Collection entries
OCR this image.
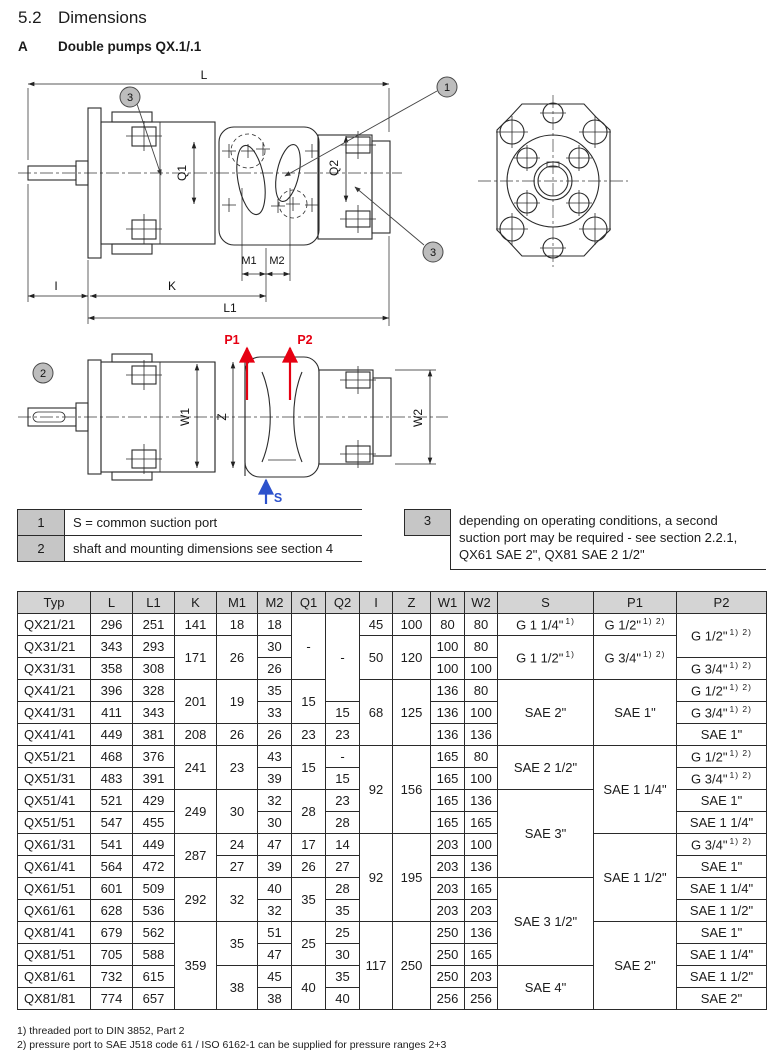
5.2 Dimensions
A Double pumps QX.1/.1
L
I	K
L1
M1 M2
Q1	Q2
3
1
3
W1 Z	W2
P1	P2
S
2
1	S = common suction port
2	shaft and mounting dimensions see section 4
3	depending on operating conditions, a second suction port may be required - see section 2.2.1, QX61 SAE 2", QX81 SAE 2 1/2"
Typ	L	L1	K	M1	M2	Q1	Q2	I	Z	W1	W2	S	P1	P2
QX21/21	296	251	141	18	18	-	-	45	100	80	80	G 1 1/4" $^{1)}$	G 1/2" $^{1) 2)}$	G 1/2" $^{1) 2)}$
QX31/21	343	293	171	26	30			50	120	100	80	G 1 1/2" $^{1)}$	G 3/4" $^{1) 2)}$
QX31/31	358	308			26					100	100			G 3/4" $^{1) 2)}$
QX41/21	396	328	201	19	35	15		68	125	136	80	SAE 2"	SAE 1"	G 1/2" $^{1) 2)}$
QX41/31	411	343			33		15			136	100			G 3/4" $^{1) 2)}$
QX41/41	449	381	208	26	26	23	23			136	136			SAE 1"
QX51/21	468	376	241	23	43	15	-	92	156	165	80	SAE 2 1/2"	SAE 1 1/4"	G 1/2" $^{1) 2)}$
QX51/31	483	391			39		15			165	100			G 3/4" $^{1) 2)}$
QX51/41	521	429	249	30	32	28	23			165	136	SAE 3"		SAE 1"
QX51/51	547	455			30		28			165	165			SAE 1 1/4"
QX61/31	541	449	287	24	47	17	14	92	195	203	100		SAE 1 1/2"	G 3/4" $^{1) 2)}$
QX61/41	564	472		27	39	26	27			203	136			SAE 1"
QX61/51	601	509	292	32	40	35	28			203	165	SAE 3 1/2"		SAE 1 1/4"
QX61/61	628	536			32		35			203	203			SAE 1 1/2"
QX81/41	679	562	359	35	51	25	25	117	250	250	136		SAE 2"	SAE 1"
QX81/51	705	588			47		30			250	165			SAE 1 1/4"
QX81/61	732	615		38	45	40	35			250	203	SAE 4"		SAE 1 1/2"
QX81/81	774	657			38		40			256	256			SAE 2"
1) threaded port to DIN 3852, Part 2
2) pressure port to SAE J518 code 61 / ISO 6162-1 can be supplied for pressure ranges 2+3
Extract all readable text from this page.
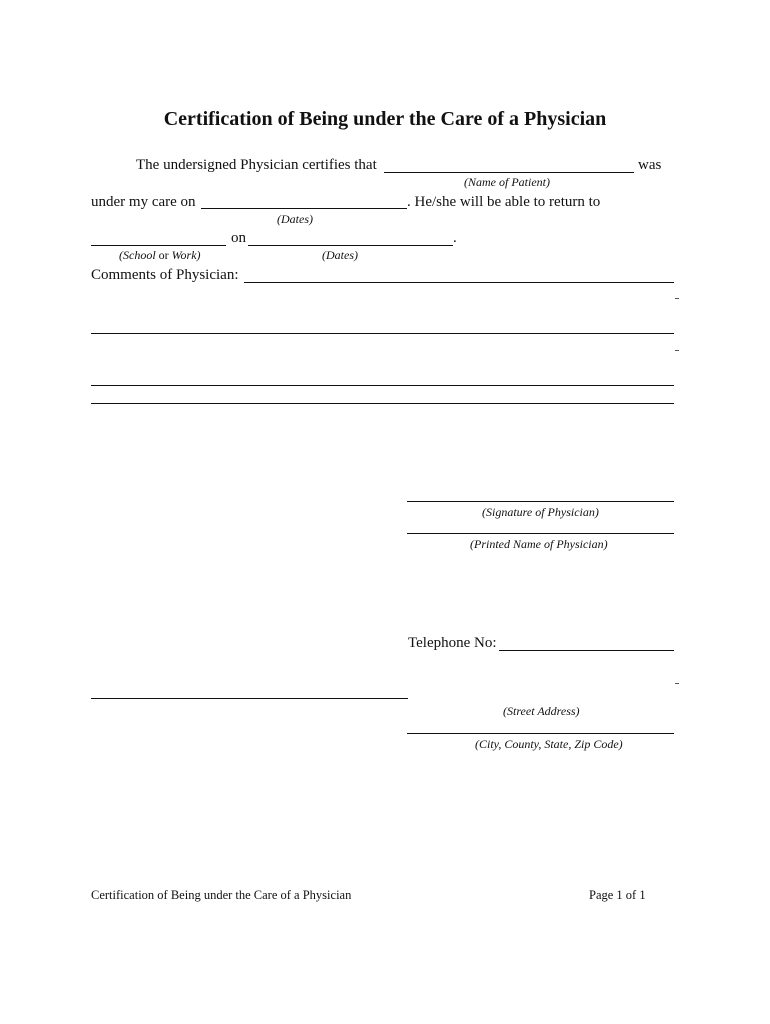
Certification of Being under the Care of a Physician
The undersigned Physician certifies that	was
(Name of Patient)
under my care on	. He/she will be able to return to
(Dates)
on	.
(School or Work)	(Dates)
Comments of Physician:
(Signature of Physician)
(Printed Name of Physician)
Telephone No:
(Street Address)
(City, County, State, Zip Code)
Certification of Being under the Care of a Physician	Page 1 of 1
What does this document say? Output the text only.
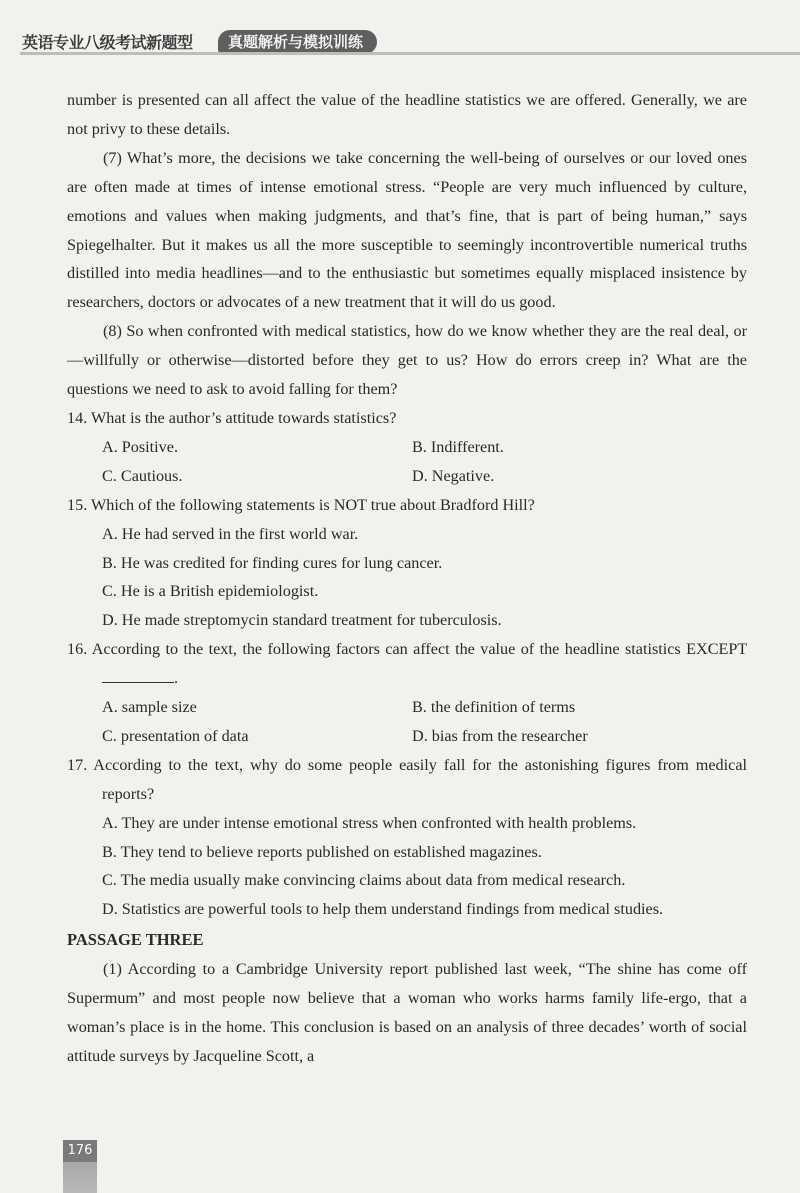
英语专业八级考试新题型	真题解析与模拟训练

number is presented can all affect the value of the headline statistics we are offered. Generally, we are not privy to these details.

(7) What’s more, the decisions we take concerning the well-being of ourselves or our loved ones are often made at times of intense emotional stress. “People are very much influenced by culture, emotions and values when making judgments, and that’s fine, that is part of being human,” says Spiegelhalter. But it makes us all the more susceptible to seemingly incontrovertible numerical truths distilled into media headlines—and to the enthusiastic but sometimes equally misplaced insistence by researchers, doctors or advocates of a new treatment that it will do us good.

(8) So when confronted with medical statistics, how do we know whether they are the real deal, or—willfully or otherwise—distorted before they get to us? How do errors creep in? What are the questions we need to ask to avoid falling for them?

14. What is the author’s attitude towards statistics?

A. Positive.	B. Indifferent.
C. Cautious.	D. Negative.

15. Which of the following statements is NOT true about Bradford Hill?

A. He had served in the first world war.
B. He was credited for finding cures for lung cancer.
C. He is a British epidemiologist.
D. He made streptomycin standard treatment for tuberculosis.

16. According to the text, the following factors can affect the value of the headline statistics EXCEPT .

A. sample size	B. the definition of terms
C. presentation of data	D. bias from the researcher

17. According to the text, why do some people easily fall for the astonishing figures from medical reports?

A. They are under intense emotional stress when confronted with health problems.
B. They tend to believe reports published on established magazines.
C. The media usually make convincing claims about data from medical research.
D. Statistics are powerful tools to help them understand findings from medical studies.

PASSAGE THREE

(1) According to a Cambridge University report published last week, “The shine has come off Supermum” and most people now believe that a woman who works harms family life-ergo, that a woman’s place is in the home. This conclusion is based on an analysis of three decades’ worth of social attitude surveys by Jacqueline Scott, a

176
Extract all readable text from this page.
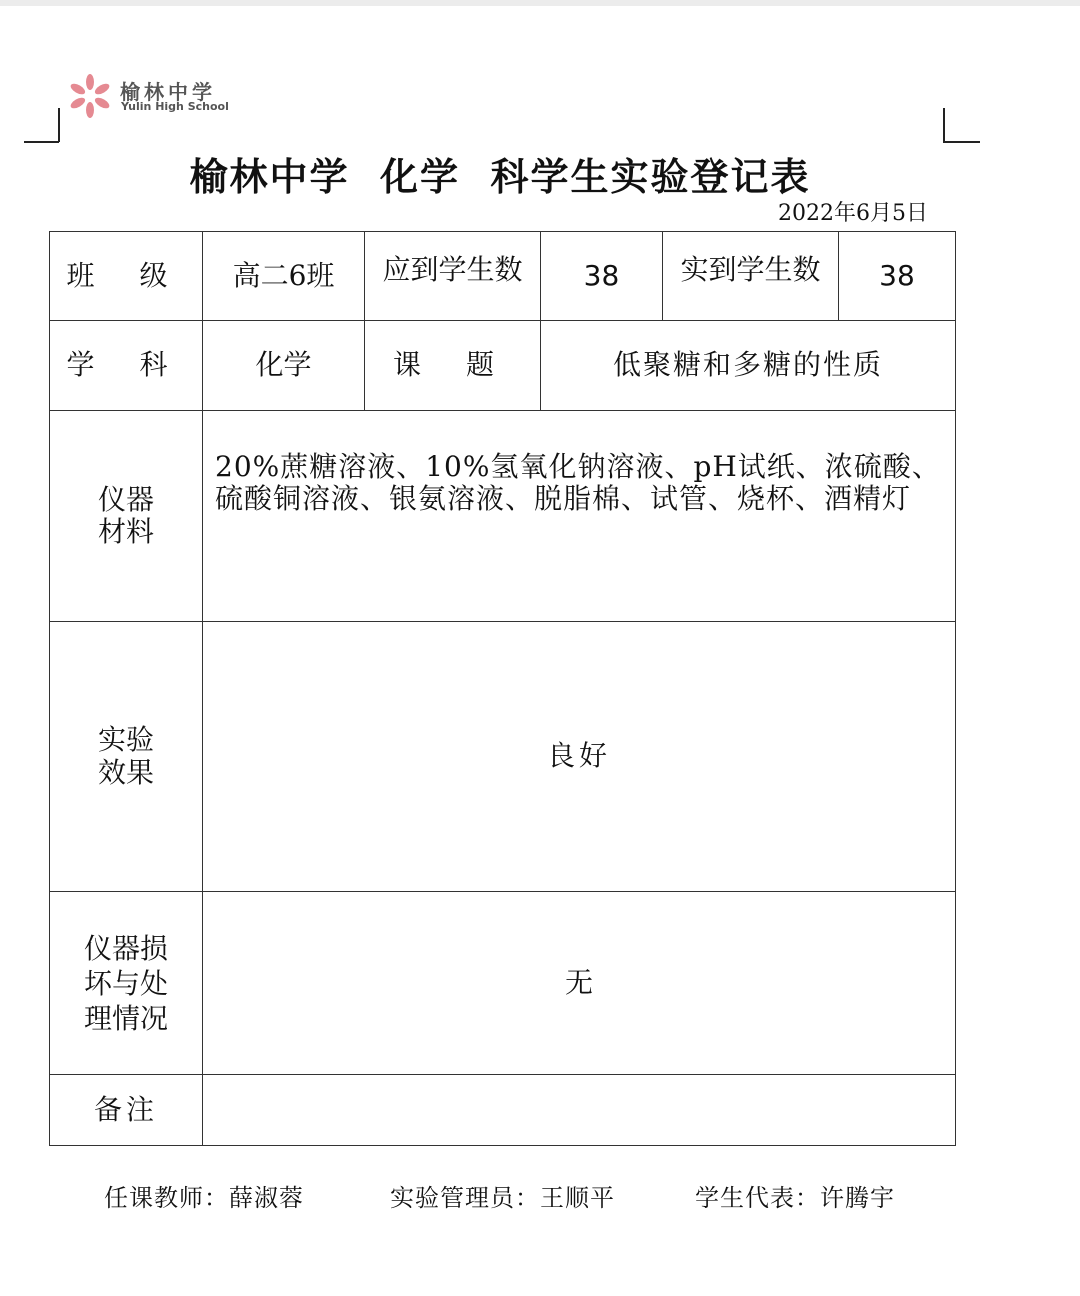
榆林中学
Yulin High School
榆林中学  化学  科学生实验登记表
2022年6月5日
班 级	高二6班	应到学生数	38	实到学生数	38
学 科	化学	课 题	低聚糖和多糖的性质		

仪器
材料	20%蔗糖溶液、10%氢氧化钠溶液、pH试纸、浓硫酸、硫酸铜溶液、银氨溶液、脱脂棉、试管、烧杯、酒精灯				

实验
效果	良好				

仪器损
坏与处
理情况	无				
备注					
任课教师：薛淑蓉	实验管理员：王顺平	学生代表：许腾宇
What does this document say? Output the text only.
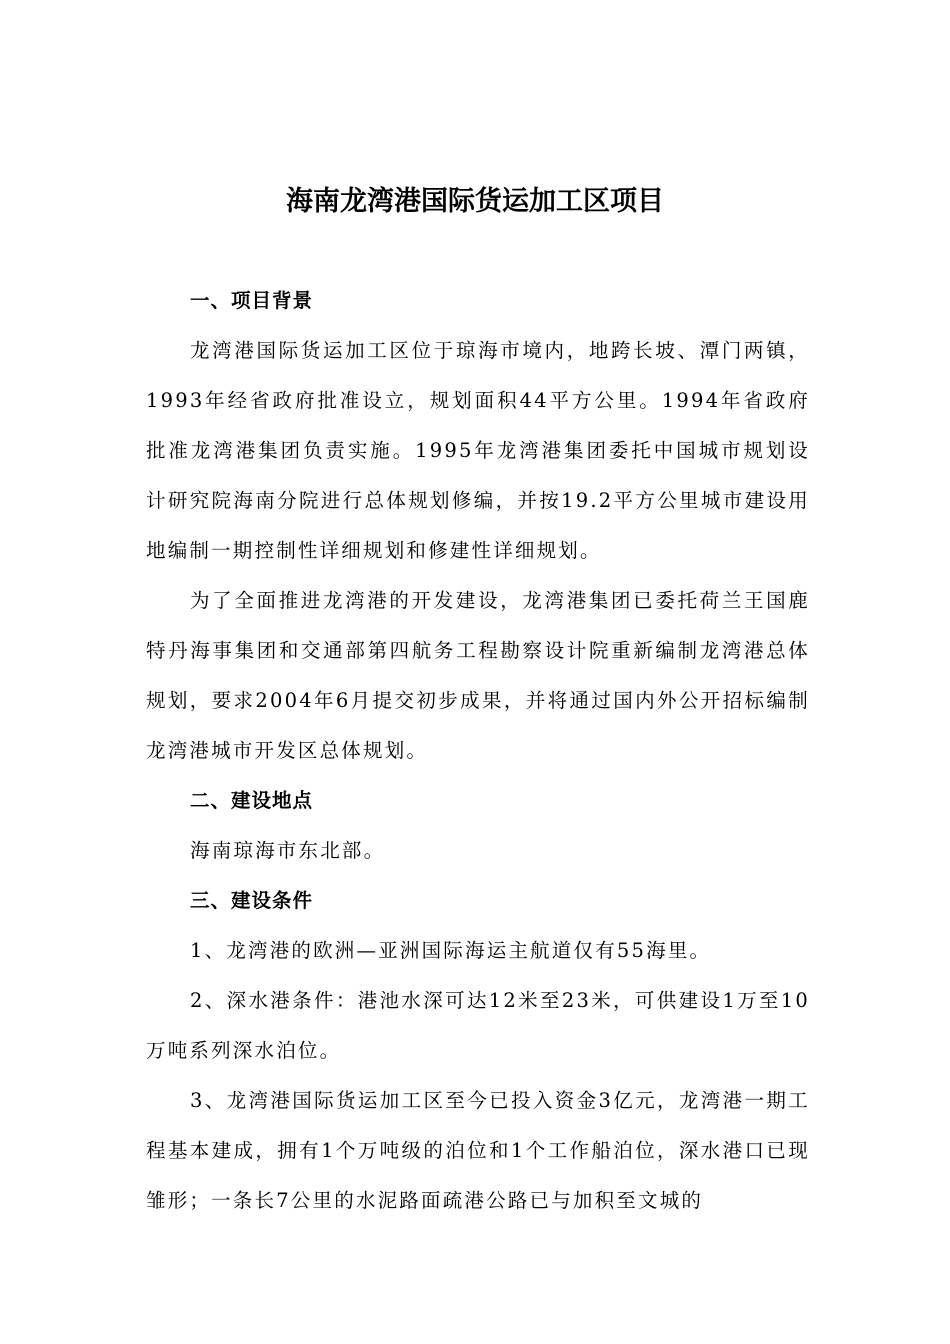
海南龙湾港国际货运加工区项目

一、项目背景

龙湾港国际货运加工区位于琼海市境内，地跨长坡、潭门两镇，1993年经省政府批准设立，规划面积44平方公里。1994年省政府批准龙湾港集团负责实施。1995年龙湾港集团委托中国城市规划设计研究院海南分院进行总体规划修编，并按19.2平方公里城市建设用地编制一期控制性详细规划和修建性详细规划。

为了全面推进龙湾港的开发建设，龙湾港集团已委托荷兰王国鹿特丹海事集团和交通部第四航务工程勘察设计院重新编制龙湾港总体规划，要求2004年6月提交初步成果，并将通过国内外公开招标编制龙湾港城市开发区总体规划。

二、建设地点

海南琼海市东北部。

三、建设条件

1、龙湾港的欧洲—亚洲国际海运主航道仅有55海里。

2、深水港条件：港池水深可达12米至23米，可供建设1万至10万吨系列深水泊位。

3、龙湾港国际货运加工区至今已投入资金3亿元，龙湾港一期工程基本建成，拥有1个万吨级的泊位和1个工作船泊位，深水港口已现雏形；一条长7公里的水泥路面疏港公路已与加积至文城的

▸ **INSTRUCTIONS FOR THE TASK**: Extract the full listing above verbatim; pictures are to be left out of the copy.

▸ **FULL RESPONSE**:
OCR this image.
5.2 Dimensions
A Double pumps QX.1/.1
L
I	K
L1
M1 M2
Q1	Q2
3
1
3
W1 Z	W2
P1	P2
S
2
1	S = common suction port
2	shaft and mounting dimensions see section 4
3	depending on operating conditions, a second suction port may be required - see section 2.2.1, QX61 SAE 2", QX81 SAE 2 1/2"
Typ	L	L1	K	M1	M2	Q1	Q2	I	Z	W1	W2	S	P1	P2
QX21/21	296	251	141	18	18	-	-	45	100	80	80	G 1 1/4" $^{1)}$	G 1/2" $^{1) 2)}$	G 1/2" $^{1) 2)}$
QX31/21	343	293	171	26	30			50	120	100	80	G 1 1/2" $^{1)}$	G 3/4" $^{1) 2)}$
QX31/31	358	308			26					100	100			G 3/4" $^{1) 2)}$
QX41/21	396	328	201	19	35	15		68	125	136	80	SAE 2"	SAE 1"	G 1/2" $^{1) 2)}$
QX41/31	411	343			33		15			136	100			G 3/4" $^{1) 2)}$
QX41/41	449	381	208	26	26	23	23			136	136			SAE 1"
QX51/21	468	376	241	23	43	15	-	92	156	165	80	SAE 2 1/2"	SAE 1 1/4"	G 1/2" $^{1) 2)}$
QX51/31	483	391			39		15			165	100			G 3/4" $^{1) 2)}$
QX51/41	521	429	249	30	32	28	23			165	136	SAE 3"		SAE 1"
QX51/51	547	455			30		28			165	165			SAE 1 1/4"
QX61/31	541	449	287	24	47	17	14	92	195	203	100		SAE 1 1/2"	G 3/4" $^{1) 2)}$
QX61/41	564	472		27	39	26	27			203	136			SAE 1"
QX61/51	601	509	292	32	40	35	28			203	165	SAE 3 1/2"		SAE 1 1/4"
QX61/61	628	536			32		35			203	203			SAE 1 1/2"
QX81/41	679	562	359	35	51	25	25	117	250	250	136		SAE 2"	SAE 1"
QX81/51	705	588			47		30			250	165			SAE 1 1/4"
QX81/61	732	615		38	45	40	35			250	203	SAE 4"		SAE 1 1/2"
QX81/81	774	657			38		40			256	256			SAE 2"
1) threaded port to DIN 3852, Part 2
2) pressure port to SAE J518 code 61 / ISO 6162-1 can be supplied for pressure ranges 2+3
Extract all readable text from this page.
Certification of Being under the Care of a Physician
The undersigned Physician certifies that	was
(Name of Patient)
under my care on	. He/she will be able to return to
(Dates)
on	.
(School or Work)	(Dates)
Comments of Physician:
(Signature of Physician)
(Printed Name of Physician)
Telephone No:
(Street Address)
(City, County, State, Zip Code)
Certification of Being under the Care of a Physician	Page 1 of 1
What does this document say? Output the text only.
英语专业八级考试新题型	真题解析与模拟训练

number is presented can all affect the value of the headline statistics we are offered. Generally, we are not privy to these details.

(7) What’s more, the decisions we take concerning the well-being of ourselves or our loved ones are often made at times of intense emotional stress. “People are very much influenced by culture, emotions and values when making judgments, and that’s fine, that is part of being human,” says Spiegelhalter. But it makes us all the more susceptible to seemingly incontrovertible numerical truths distilled into media headlines—and to the enthusiastic but sometimes equally misplaced insistence by researchers, doctors or advocates of a new treatment that it will do us good.

(8) So when confronted with medical statistics, how do we know whether they are the real deal, or—willfully or otherwise—distorted before they get to us? How do errors creep in? What are the questions we need to ask to avoid falling for them?

14. What is the author’s attitude towards statistics?

A. Positive.	B. Indifferent.
C. Cautious.	D. Negative.

15. Which of the following statements is NOT true about Bradford Hill?

A. He had served in the first world war.
B. He was credited for finding cures for lung cancer.
C. He is a British epidemiologist.
D. He made streptomycin standard treatment for tuberculosis.

16. According to the text, the following factors can affect the value of the headline statistics EXCEPT .

A. sample size	B. the definition of terms
C. presentation of data	D. bias from the researcher

17. According to the text, why do some people easily fall for the astonishing figures from medical reports?

A. They are under intense emotional stress when confronted with health problems.
B. They tend to believe reports published on established magazines.
C. The media usually make convincing claims about data from medical research.
D. Statistics are powerful tools to help them understand findings from medical studies.

PASSAGE THREE

(1) According to a Cambridge University report published last week, “The shine has come off Supermum” and most people now believe that a woman who works harms family life-ergo, that a woman’s place is in the home. This conclusion is based on an analysis of three decades’ worth of social attitude surveys by Jacqueline Scott, a

176
Extract all readable text from this page.
榆林中学
Yulin High School
榆林中学  化学  科学生实验登记表
2022年6月5日
班 级	高二6班	应到学生数	38	实到学生数	38
学 科	化学	课 题	低聚糖和多糖的性质		

仪器
材料	20%蔗糖溶液、10%氢氧化钠溶液、pH试纸、浓硫酸、硫酸铜溶液、银氨溶液、脱脂棉、试管、烧杯、酒精灯				

实验
效果	良好				

仪器损
坏与处
理情况	无				
备注					
任课教师：薛淑蓉	实验管理员：王顺平	学生代表：许腾宇
What does this document say? Output the text only.
海南龙湾港国际货运加工区项目

一、项目背景

龙湾港国际货运加工区位于琼海市境内，地跨长坡、潭门两镇，1993年经省政府批准设立，规划面积44平方公里。1994年省政府批准龙湾港集团负责实施。1995年龙湾港集团委托中国城市规划设计研究院海南分院进行总体规划修编，并按19.2平方公里城市建设用地编制一期控制性详细规划和修建性详细规划。

为了全面推进龙湾港的开发建设，龙湾港集团已委托荷兰王国鹿特丹海事集团和交通部第四航务工程勘察设计院重新编制龙湾港总体规划，要求2004年6月提交初步成果，并将通过国内外公开招标编制龙湾港城市开发区总体规划。

二、建设地点

海南琼海市东北部。

三、建设条件

1、龙湾港的欧洲—亚洲国际海运主航道仅有55海里。

2、深水港条件：港池水深可达12米至23米，可供建设1万至10万吨系列深水泊位。

3、龙湾港国际货运加工区至今已投入资金3亿元，龙湾港一期工程基本建成，拥有1个万吨级的泊位和1个工作船泊位，深水港口已现雏形；一条长7公里的水泥路面疏港公路已与加积至文城的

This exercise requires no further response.